▶ Exercise task:
Copy all lines below containing "国家体育总局".

(Recorded data)

•••

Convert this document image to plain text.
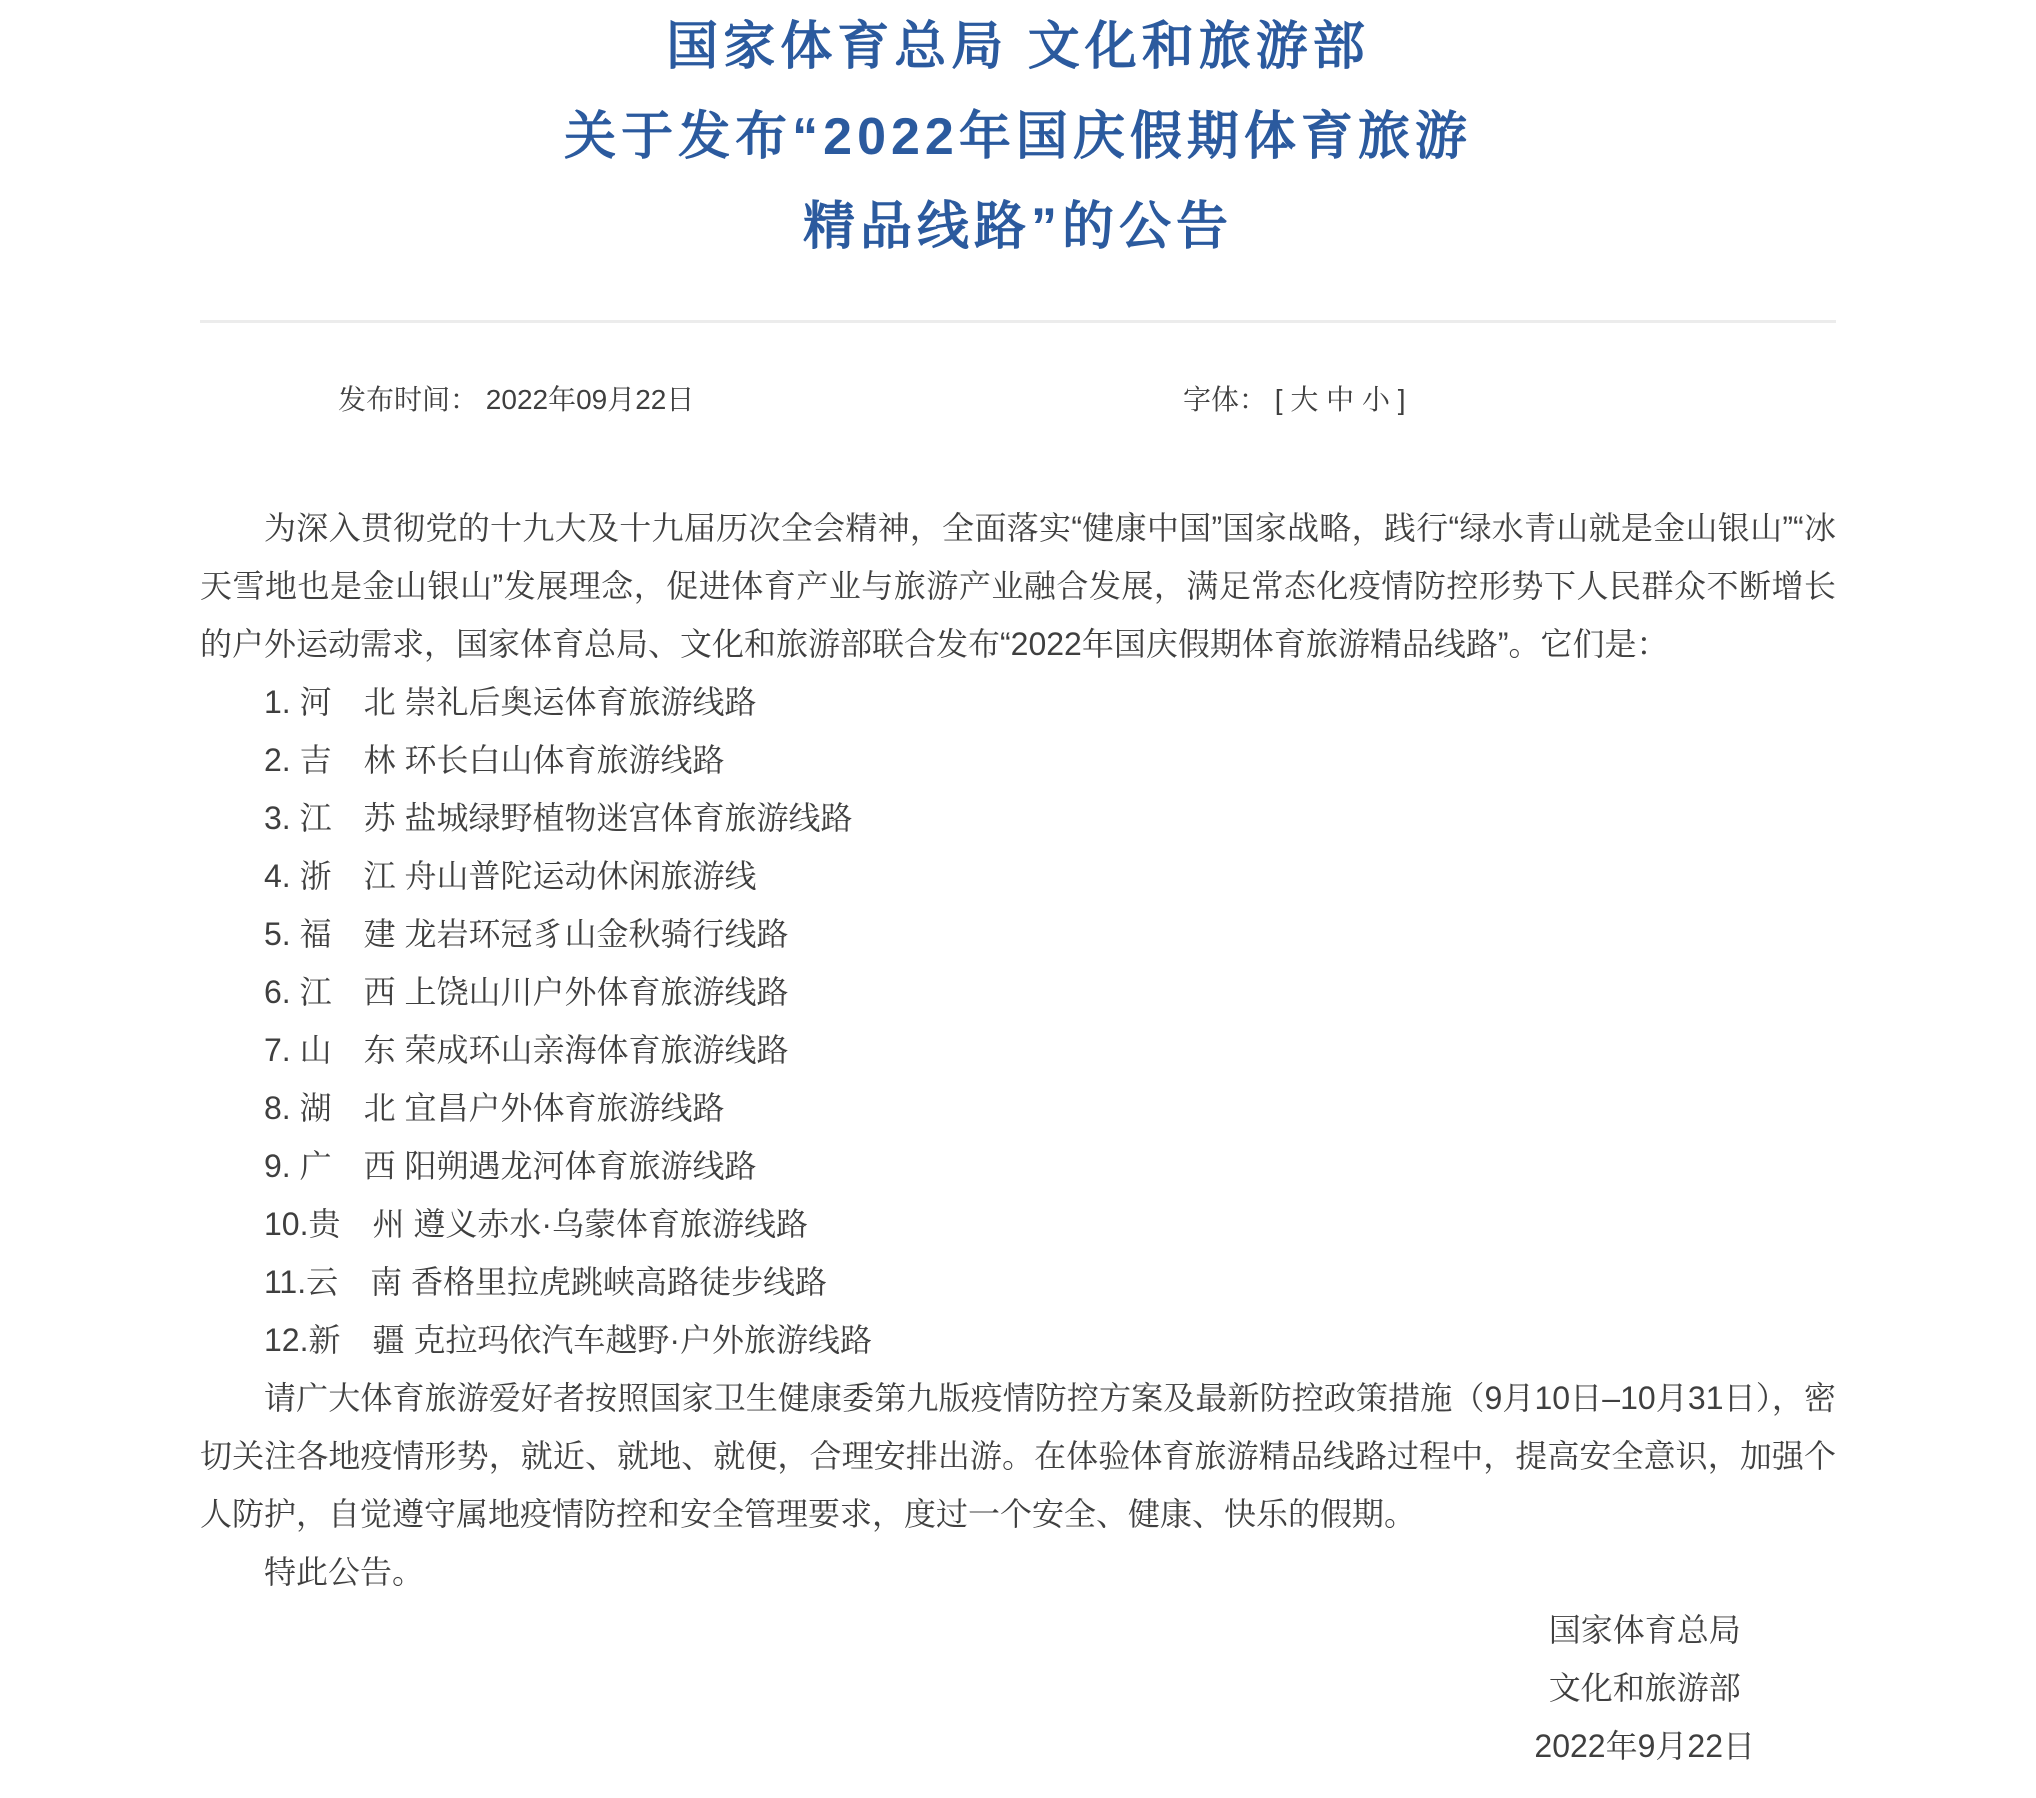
国家体育总局 文化和旅游部
关于发布“2022年国庆假期体育旅游
精品线路”的公告
发布时间： 2022年09月22日	字体： [ 大 中 小 ]

为深入贯彻党的十九大及十九届历次全会精神，全面落实“健康中国”国家战略，践行“绿水青山就是金山银山”“冰天雪地也是金山银山”发展理念，促进体育产业与旅游产业融合发展，满足常态化疫情防控形势下人民群众不断增长的户外运动需求，国家体育总局、文化和旅游部联合发布“2022年国庆假期体育旅游精品线路”。它们是：

1. 河　北 崇礼后奥运体育旅游线路
2. 吉　林 环长白山体育旅游线路
3. 江　苏 盐城绿野植物迷宫体育旅游线路
4. 浙　江 舟山普陀运动休闲旅游线
5. 福　建 龙岩环冠豸山金秋骑行线路
6. 江　西 上饶山川户外体育旅游线路
7. 山　东 荣成环山亲海体育旅游线路
8. 湖　北 宜昌户外体育旅游线路
9. 广　西 阳朔遇龙河体育旅游线路
10.贵　州 遵义赤水·乌蒙体育旅游线路
11.云　南 香格里拉虎跳峡高路徒步线路
12.新　疆 克拉玛依汽车越野·户外旅游线路

请广大体育旅游爱好者按照国家卫生健康委第九版疫情防控方案及最新防控政策措施（9月10日–10月31日），密切关注各地疫情形势，就近、就地、就便，合理安排出游。在体验体育旅游精品线路过程中，提高安全意识，加强个人防护，自觉遵守属地疫情防控和安全管理要求，度过一个安全、健康、快乐的假期。

特此公告。

国家体育总局
文化和旅游部
2022年9月22日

•••

▶ Written solution:
国家体育总局 文化和旅游部
为深入贯彻党的十九大及十九届历次全会精神，全面落实“健康中国”国家战略，践行“绿水青山就是金山银山”“冰天雪地也是金山银山”发展理念，促进体育产业与旅游产业融合发展，满足常态化疫情防控形势下人民群众不断增长的户外运动需求，国家体育总局、文化和旅游部联合发布“2022年国庆假期体育旅游精品线路”。它们是：
国家体育总局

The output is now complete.